→ **DIRECTION**
Type out the complete listing below word for word, without its pictures.

**** DATA SUPPLIED

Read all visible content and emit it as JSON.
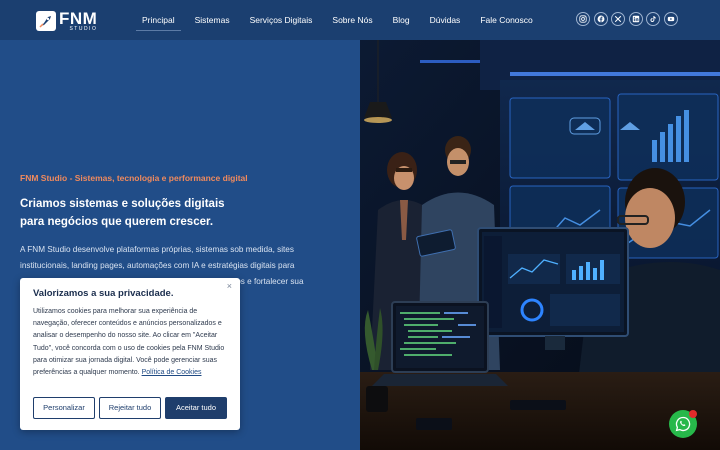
{
  "brand": {
    "name": "FNM",
    "sub": "STUDIO"
  },
  "nav": {
    "items": [
      {
        "label": "Principal",
        "active": true
      },
      {
        "label": "Sistemas"
      },
      {
        "label": "Serviços Digitais"
      },
      {
        "label": "Sobre Nós"
      },
      {
        "label": "Blog"
      },
      {
        "label": "Dúvidas"
      },
      {
        "label": "Fale Conosco"
      }
    ]
  },
  "social": [
    "instagram-icon",
    "facebook-icon",
    "x-icon",
    "linkedin-icon",
    "tiktok-icon",
    "youtube-icon"
  ],
  "hero": {
    "kicker": "FNM Studio - Sistemas, tecnologia e performance digital",
    "headline_1": "Criamos sistemas e soluções digitais",
    "headline_2": "para negócios que querem crescer.",
    "para_1": "A FNM Studio desenvolve plataformas próprias, sistemas sob medida, sites",
    "para_2": "institucionais, landing pages, automações com IA e estratégias digitais para",
    "para_3": "ssos e fortalecer sua"
  },
  "cookie": {
    "title": "Valorizamos a sua privacidade.",
    "text": "Utilizamos cookies para melhorar sua experiência de navegação, oferecer conteúdos e anúncios personalizados e analisar o desempenho do nosso site. Ao clicar em \"Aceitar Tudo\", você concorda com o uso de cookies pela FNM Studio para otimizar sua jornada digital. Você pode gerenciar suas preferências a qualquer momento.",
    "link": "Política de Cookies",
    "close": "×",
    "btn_personalize": "Personalizar",
    "btn_reject": "Rejeitar tudo",
    "btn_accept": "Aceitar tudo"
  },
  "colors": {
    "header": "#1b3f70",
    "hero": "#214d88",
    "accent": "#f08a5d",
    "whatsapp": "#27b84a"
  }
}
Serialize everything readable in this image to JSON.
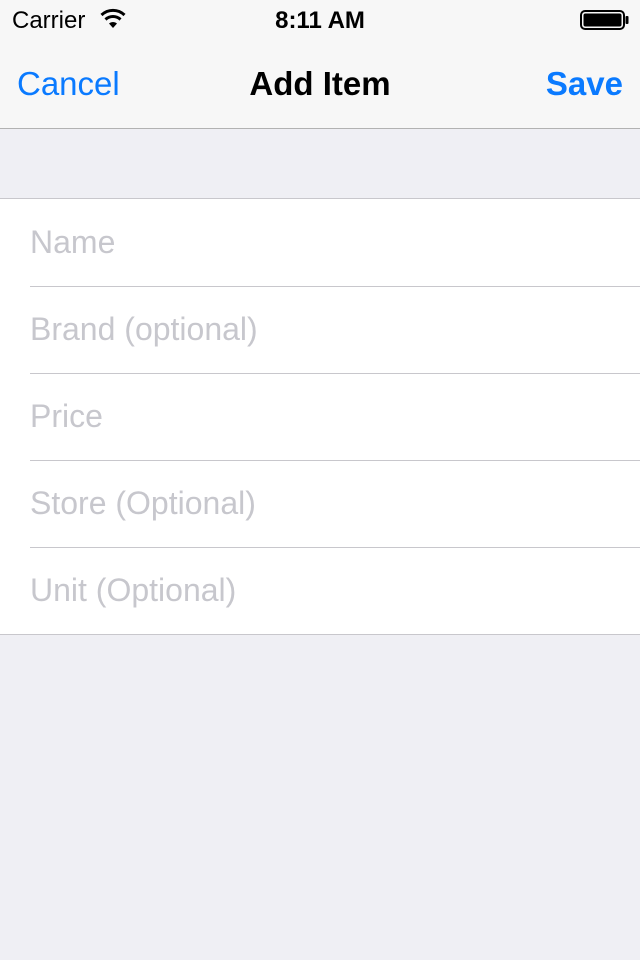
{
  "status_bar": {
    "carrier": "Carrier",
    "time": "8:11 AM",
    "wifi_icon": "wifi-icon",
    "battery_icon": "battery-full-icon"
  },
  "nav_bar": {
    "cancel_label": "Cancel",
    "title": "Add Item",
    "save_label": "Save",
    "accent_color": "#0a7aff"
  },
  "form": {
    "fields": [
      {
        "placeholder": "Name",
        "value": ""
      },
      {
        "placeholder": "Brand (optional)",
        "value": ""
      },
      {
        "placeholder": "Price",
        "value": ""
      },
      {
        "placeholder": "Store (Optional)",
        "value": ""
      },
      {
        "placeholder": "Unit (Optional)",
        "value": ""
      }
    ]
  },
  "colors": {
    "background": "#efeff4",
    "header_background": "#f7f7f7",
    "placeholder": "#c7c7cd",
    "separator": "#c8c7cc"
  }
}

********

→ **ANSWER IN FULL**
Read all visible content and emit it as JSON.
{
  "brand": {
    "name": "FNM",
    "sub": "STUDIO"
  },
  "nav": {
    "items": [
      {
        "label": "Principal",
        "active": true
      },
      {
        "label": "Sistemas"
      },
      {
        "label": "Serviços Digitais"
      },
      {
        "label": "Sobre Nós"
      },
      {
        "label": "Blog"
      },
      {
        "label": "Dúvidas"
      },
      {
        "label": "Fale Conosco"
      }
    ]
  },
  "social": [
    "instagram-icon",
    "facebook-icon",
    "x-icon",
    "linkedin-icon",
    "tiktok-icon",
    "youtube-icon"
  ],
  "hero": {
    "kicker": "FNM Studio - Sistemas, tecnologia e performance digital",
    "headline_1": "Criamos sistemas e soluções digitais",
    "headline_2": "para negócios que querem crescer.",
    "para_1": "A FNM Studio desenvolve plataformas próprias, sistemas sob medida, sites",
    "para_2": "institucionais, landing pages, automações com IA e estratégias digitais para",
    "para_3": "ssos e fortalecer sua"
  },
  "cookie": {
    "title": "Valorizamos a sua privacidade.",
    "text": "Utilizamos cookies para melhorar sua experiência de navegação, oferecer conteúdos e anúncios personalizados e analisar o desempenho do nosso site. Ao clicar em \"Aceitar Tudo\", você concorda com o uso de cookies pela FNM Studio para otimizar sua jornada digital. Você pode gerenciar suas preferências a qualquer momento.",
    "link": "Política de Cookies",
    "close": "×",
    "btn_personalize": "Personalizar",
    "btn_reject": "Rejeitar tudo",
    "btn_accept": "Aceitar tudo"
  },
  "colors": {
    "header": "#1b3f70",
    "hero": "#214d88",
    "accent": "#f08a5d",
    "whatsapp": "#27b84a"
  }
}
Serialize everything readable in this image to JSON.
{
  "status_bar": {
    "carrier": "Carrier",
    "time": "8:11 AM",
    "wifi_icon": "wifi-icon",
    "battery_icon": "battery-full-icon"
  },
  "nav_bar": {
    "cancel_label": "Cancel",
    "title": "Add Item",
    "save_label": "Save",
    "accent_color": "#0a7aff"
  },
  "form": {
    "fields": [
      {
        "placeholder": "Name",
        "value": ""
      },
      {
        "placeholder": "Brand (optional)",
        "value": ""
      },
      {
        "placeholder": "Price",
        "value": ""
      },
      {
        "placeholder": "Store (Optional)",
        "value": ""
      },
      {
        "placeholder": "Unit (Optional)",
        "value": ""
      }
    ]
  },
  "colors": {
    "background": "#efeff4",
    "header_background": "#f7f7f7",
    "placeholder": "#c7c7cd",
    "separator": "#c8c7cc"
  }
}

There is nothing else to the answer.